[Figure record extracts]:

★ ★ ★ ★

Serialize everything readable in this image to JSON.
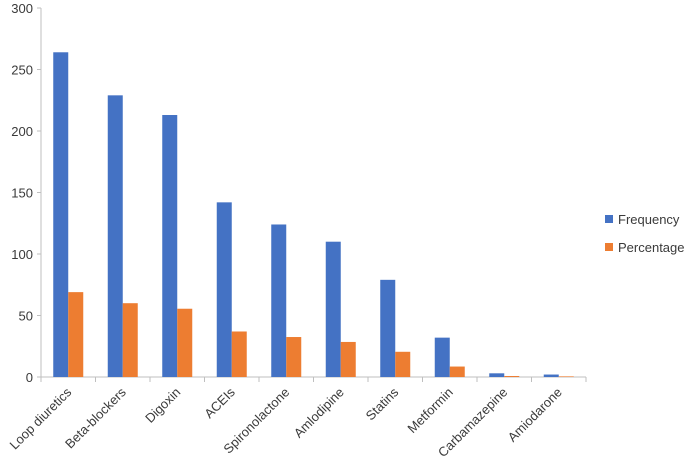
{
  "chart_data": {
    "type": "bar",
    "categories": [
      "Loop diuretics",
      "Beta-blockers",
      "Digoxin",
      "ACEIs",
      "Spironolactone",
      "Amlodipine",
      "Statins",
      "Metformin",
      "Carbamazepine",
      "Amiodarone"
    ],
    "series": [
      {
        "name": "Frequency",
        "color": "#4472C4",
        "values": [
          264,
          229,
          213,
          142,
          124,
          110,
          79,
          32,
          3,
          2
        ]
      },
      {
        "name": "Percentage",
        "color": "#ED7D31",
        "values": [
          69,
          60,
          55.5,
          37,
          32.5,
          28.5,
          20.5,
          8.5,
          0.8,
          0.5
        ]
      }
    ],
    "ylim": [
      0,
      300
    ],
    "yticks": [
      0,
      50,
      100,
      150,
      200,
      250,
      300
    ],
    "title": "",
    "xlabel": "",
    "ylabel": "",
    "grid": false,
    "legend_position": "right"
  }
}
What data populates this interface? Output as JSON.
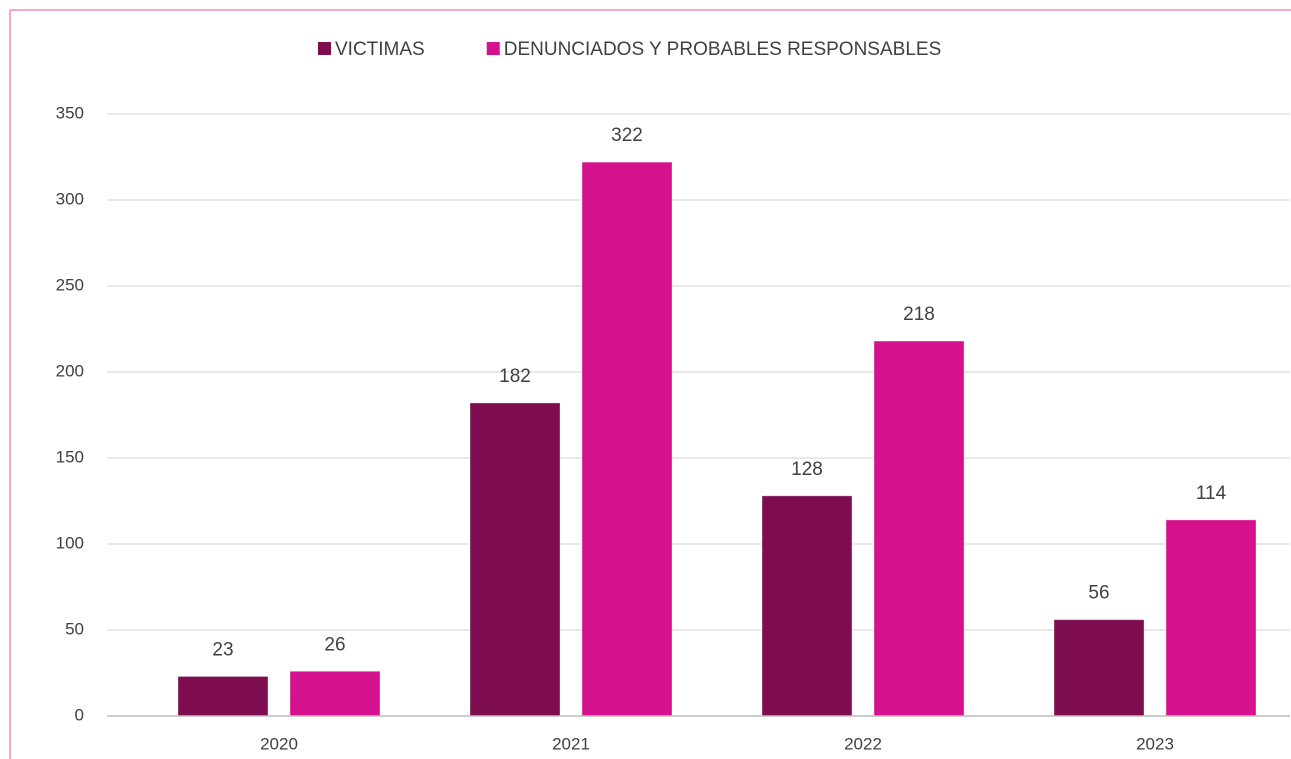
{
  "chart_data": {
    "type": "bar",
    "categories": [
      "2020",
      "2021",
      "2022",
      "2023"
    ],
    "series": [
      {
        "name": "VICTIMAS",
        "color": "#7d0d4f",
        "values": [
          23,
          182,
          128,
          56
        ]
      },
      {
        "name": "DENUNCIADOS Y PROBABLES RESPONSABLES",
        "color": "#d5118d",
        "values": [
          26,
          322,
          218,
          114
        ]
      }
    ],
    "ylim": [
      0,
      350
    ],
    "yticks": [
      0,
      50,
      100,
      150,
      200,
      250,
      300,
      350
    ],
    "grid": true,
    "legend": "top"
  }
}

★ ★ ★ ★

Every record must be copied exactly, with images dropped from the result.

Serialize everything readable in this image to JSON.
{
  "chart_data": {
    "type": "bar",
    "categories": [
      "Loop diuretics",
      "Beta-blockers",
      "Digoxin",
      "ACEIs",
      "Spironolactone",
      "Amlodipine",
      "Statins",
      "Metformin",
      "Carbamazepine",
      "Amiodarone"
    ],
    "series": [
      {
        "name": "Frequency",
        "color": "#4472C4",
        "values": [
          264,
          229,
          213,
          142,
          124,
          110,
          79,
          32,
          3,
          2
        ]
      },
      {
        "name": "Percentage",
        "color": "#ED7D31",
        "values": [
          69,
          60,
          55.5,
          37,
          32.5,
          28.5,
          20.5,
          8.5,
          0.8,
          0.5
        ]
      }
    ],
    "ylim": [
      0,
      300
    ],
    "yticks": [
      0,
      50,
      100,
      150,
      200,
      250,
      300
    ],
    "title": "",
    "xlabel": "",
    "ylabel": "",
    "grid": false,
    "legend_position": "right"
  }
}
What data populates this interface? Output as JSON.
{
  "chart_data": {
    "type": "bar",
    "categories": [
      "2020",
      "2021",
      "2022",
      "2023"
    ],
    "series": [
      {
        "name": "VICTIMAS",
        "color": "#7d0d4f",
        "values": [
          23,
          182,
          128,
          56
        ]
      },
      {
        "name": "DENUNCIADOS Y PROBABLES RESPONSABLES",
        "color": "#d5118d",
        "values": [
          26,
          322,
          218,
          114
        ]
      }
    ],
    "ylim": [
      0,
      350
    ],
    "yticks": [
      0,
      50,
      100,
      150,
      200,
      250,
      300,
      350
    ],
    "grid": true,
    "legend": "top"
  }
}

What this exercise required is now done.